What you have to do :: Print every row below verbatim, keeping each line unchanged and in the same order.

☆ ☆ ☆ ☆

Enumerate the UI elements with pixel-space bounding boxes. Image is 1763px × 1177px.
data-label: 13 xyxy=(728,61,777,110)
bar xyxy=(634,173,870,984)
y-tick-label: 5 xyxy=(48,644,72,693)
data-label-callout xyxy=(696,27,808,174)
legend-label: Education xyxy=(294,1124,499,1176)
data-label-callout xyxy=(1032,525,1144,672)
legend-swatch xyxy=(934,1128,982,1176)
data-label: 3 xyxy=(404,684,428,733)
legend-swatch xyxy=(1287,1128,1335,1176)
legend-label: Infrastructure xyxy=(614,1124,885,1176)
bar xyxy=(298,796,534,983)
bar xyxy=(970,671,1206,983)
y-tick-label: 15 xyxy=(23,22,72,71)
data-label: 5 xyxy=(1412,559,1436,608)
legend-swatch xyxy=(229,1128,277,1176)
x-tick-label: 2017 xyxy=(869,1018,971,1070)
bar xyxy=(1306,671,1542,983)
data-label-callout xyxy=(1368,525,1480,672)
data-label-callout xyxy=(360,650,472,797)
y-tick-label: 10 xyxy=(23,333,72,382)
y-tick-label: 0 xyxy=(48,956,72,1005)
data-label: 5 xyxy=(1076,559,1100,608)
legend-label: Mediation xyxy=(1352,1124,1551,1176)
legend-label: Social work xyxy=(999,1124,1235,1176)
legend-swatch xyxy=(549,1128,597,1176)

☆ ☆ ☆ ☆

Solution to this task ::
Enumerate the UI elements with pixel-space bounding boxes. Image is 1763px × 1177px.
data-label: 13 xyxy=(728,61,777,110)
bar xyxy=(634,173,870,984)
y-tick-label: 5 xyxy=(48,644,72,693)
data-label-callout xyxy=(696,27,808,174)
legend-label: Education xyxy=(294,1124,499,1176)
data-label-callout xyxy=(1032,525,1144,672)
legend-swatch xyxy=(934,1128,982,1176)
data-label: 3 xyxy=(404,684,428,733)
legend-swatch xyxy=(1287,1128,1335,1176)
legend-label: Infrastructure xyxy=(614,1124,885,1176)
bar xyxy=(298,796,534,983)
bar xyxy=(970,671,1206,983)
y-tick-label: 15 xyxy=(23,22,72,71)
data-label: 5 xyxy=(1412,559,1436,608)
legend-swatch xyxy=(229,1128,277,1176)
x-tick-label: 2017 xyxy=(869,1018,971,1070)
bar xyxy=(1306,671,1542,983)
data-label-callout xyxy=(1368,525,1480,672)
data-label-callout xyxy=(360,650,472,797)
y-tick-label: 10 xyxy=(23,333,72,382)
y-tick-label: 0 xyxy=(48,956,72,1005)
data-label: 5 xyxy=(1076,559,1100,608)
legend-label: Mediation xyxy=(1352,1124,1551,1176)
legend-label: Social work xyxy=(999,1124,1235,1176)
legend-swatch xyxy=(549,1128,597,1176)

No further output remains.